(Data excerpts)
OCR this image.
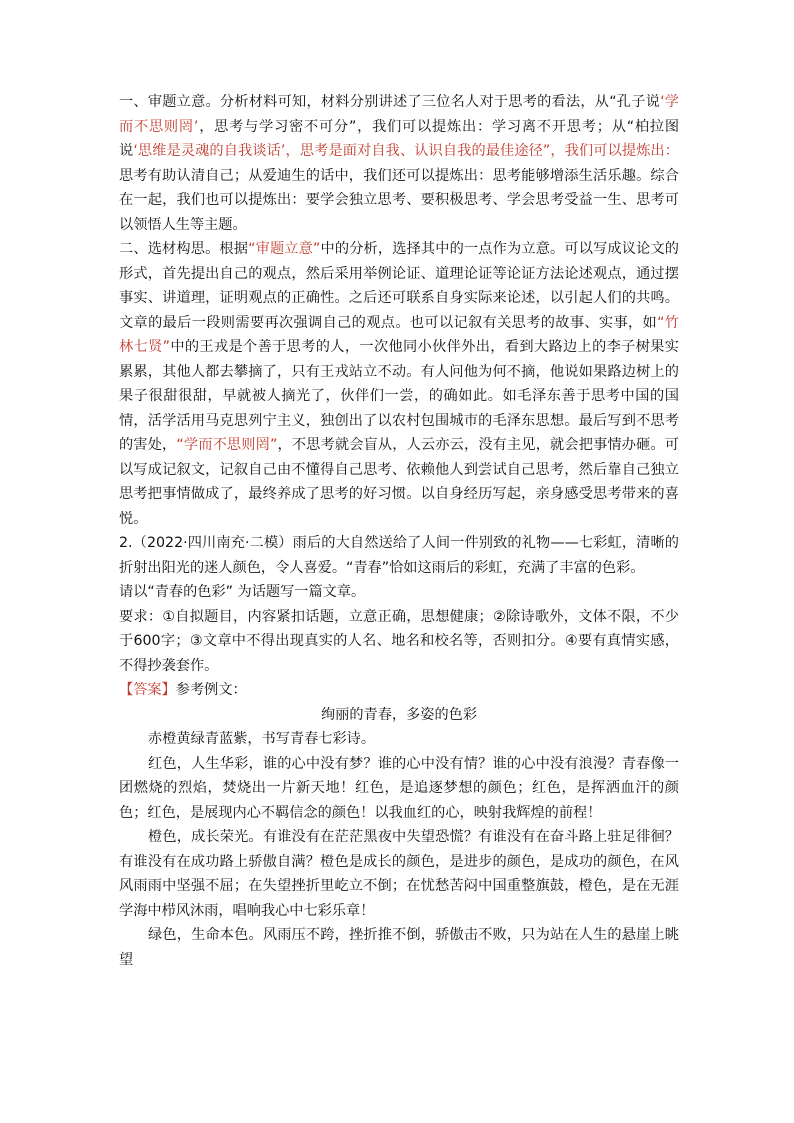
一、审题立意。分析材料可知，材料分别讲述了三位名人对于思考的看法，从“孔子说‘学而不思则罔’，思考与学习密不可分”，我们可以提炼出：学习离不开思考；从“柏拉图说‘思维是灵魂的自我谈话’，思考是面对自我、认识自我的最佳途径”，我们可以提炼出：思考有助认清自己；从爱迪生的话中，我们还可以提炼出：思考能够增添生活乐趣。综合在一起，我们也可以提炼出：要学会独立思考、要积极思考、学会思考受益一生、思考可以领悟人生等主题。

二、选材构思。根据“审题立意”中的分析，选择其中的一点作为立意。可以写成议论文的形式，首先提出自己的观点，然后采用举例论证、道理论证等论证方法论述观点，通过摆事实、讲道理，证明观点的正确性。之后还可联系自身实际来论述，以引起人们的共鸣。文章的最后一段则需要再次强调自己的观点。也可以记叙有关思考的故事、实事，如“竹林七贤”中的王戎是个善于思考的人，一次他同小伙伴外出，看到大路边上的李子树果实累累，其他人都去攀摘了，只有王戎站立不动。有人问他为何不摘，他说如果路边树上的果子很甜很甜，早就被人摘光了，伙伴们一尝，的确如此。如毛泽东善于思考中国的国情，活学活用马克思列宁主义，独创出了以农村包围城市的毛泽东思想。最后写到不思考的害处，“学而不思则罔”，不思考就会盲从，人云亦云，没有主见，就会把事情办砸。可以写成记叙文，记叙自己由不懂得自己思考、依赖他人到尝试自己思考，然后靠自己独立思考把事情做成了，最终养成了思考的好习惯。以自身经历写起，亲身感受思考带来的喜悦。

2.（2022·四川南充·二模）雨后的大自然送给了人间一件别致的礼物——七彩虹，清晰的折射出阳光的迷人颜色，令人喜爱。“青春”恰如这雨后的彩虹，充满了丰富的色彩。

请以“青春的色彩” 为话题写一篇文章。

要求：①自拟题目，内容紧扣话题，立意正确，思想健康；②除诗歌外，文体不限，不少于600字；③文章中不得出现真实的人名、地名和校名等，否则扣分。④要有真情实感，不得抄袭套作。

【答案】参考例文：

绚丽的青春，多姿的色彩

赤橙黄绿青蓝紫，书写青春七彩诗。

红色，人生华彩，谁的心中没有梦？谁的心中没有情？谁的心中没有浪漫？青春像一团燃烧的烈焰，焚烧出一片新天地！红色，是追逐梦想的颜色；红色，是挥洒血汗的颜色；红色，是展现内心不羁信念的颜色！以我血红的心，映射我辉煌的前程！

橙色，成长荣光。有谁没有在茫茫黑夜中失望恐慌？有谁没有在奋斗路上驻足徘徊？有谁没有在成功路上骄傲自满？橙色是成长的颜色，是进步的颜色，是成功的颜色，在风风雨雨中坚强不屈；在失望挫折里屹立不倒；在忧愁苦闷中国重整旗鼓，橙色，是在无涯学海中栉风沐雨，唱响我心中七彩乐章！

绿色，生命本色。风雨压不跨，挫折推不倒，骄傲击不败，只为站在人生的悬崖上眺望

Short exercise:
Restate each line of the records exactly; pictures do not belong in the copy.

Exercise output:
OCR this image.
一、审题立意。分析材料可知，材料分别讲述了三位名人对于思考的看法，从“孔子说‘学而不思则罔’，思考与学习密不可分”，我们可以提炼出：学习离不开思考；从“柏拉图说‘思维是灵魂的自我谈话’，思考是面对自我、认识自我的最佳途径”，我们可以提炼出：思考有助认清自己；从爱迪生的话中，我们还可以提炼出：思考能够增添生活乐趣。综合在一起，我们也可以提炼出：要学会独立思考、要积极思考、学会思考受益一生、思考可以领悟人生等主题。

二、选材构思。根据“审题立意”中的分析，选择其中的一点作为立意。可以写成议论文的形式，首先提出自己的观点，然后采用举例论证、道理论证等论证方法论述观点，通过摆事实、讲道理，证明观点的正确性。之后还可联系自身实际来论述，以引起人们的共鸣。文章的最后一段则需要再次强调自己的观点。也可以记叙有关思考的故事、实事，如“竹林七贤”中的王戎是个善于思考的人，一次他同小伙伴外出，看到大路边上的李子树果实累累，其他人都去攀摘了，只有王戎站立不动。有人问他为何不摘，他说如果路边树上的果子很甜很甜，早就被人摘光了，伙伴们一尝，的确如此。如毛泽东善于思考中国的国情，活学活用马克思列宁主义，独创出了以农村包围城市的毛泽东思想。最后写到不思考的害处，“学而不思则罔”，不思考就会盲从，人云亦云，没有主见，就会把事情办砸。可以写成记叙文，记叙自己由不懂得自己思考、依赖他人到尝试自己思考，然后靠自己独立思考把事情做成了，最终养成了思考的好习惯。以自身经历写起，亲身感受思考带来的喜悦。

2.（2022·四川南充·二模）雨后的大自然送给了人间一件别致的礼物——七彩虹，清晰的折射出阳光的迷人颜色，令人喜爱。“青春”恰如这雨后的彩虹，充满了丰富的色彩。

请以“青春的色彩” 为话题写一篇文章。

要求：①自拟题目，内容紧扣话题，立意正确，思想健康；②除诗歌外，文体不限，不少于600字；③文章中不得出现真实的人名、地名和校名等，否则扣分。④要有真情实感，不得抄袭套作。

【答案】参考例文：

绚丽的青春，多姿的色彩

赤橙黄绿青蓝紫，书写青春七彩诗。

红色，人生华彩，谁的心中没有梦？谁的心中没有情？谁的心中没有浪漫？青春像一团燃烧的烈焰，焚烧出一片新天地！红色，是追逐梦想的颜色；红色，是挥洒血汗的颜色；红色，是展现内心不羁信念的颜色！以我血红的心，映射我辉煌的前程！

橙色，成长荣光。有谁没有在茫茫黑夜中失望恐慌？有谁没有在奋斗路上驻足徘徊？有谁没有在成功路上骄傲自满？橙色是成长的颜色，是进步的颜色，是成功的颜色，在风风雨雨中坚强不屈；在失望挫折里屹立不倒；在忧愁苦闷中国重整旗鼓，橙色，是在无涯学海中栉风沐雨，唱响我心中七彩乐章！

绿色，生命本色。风雨压不跨，挫折推不倒，骄傲击不败，只为站在人生的悬崖上眺望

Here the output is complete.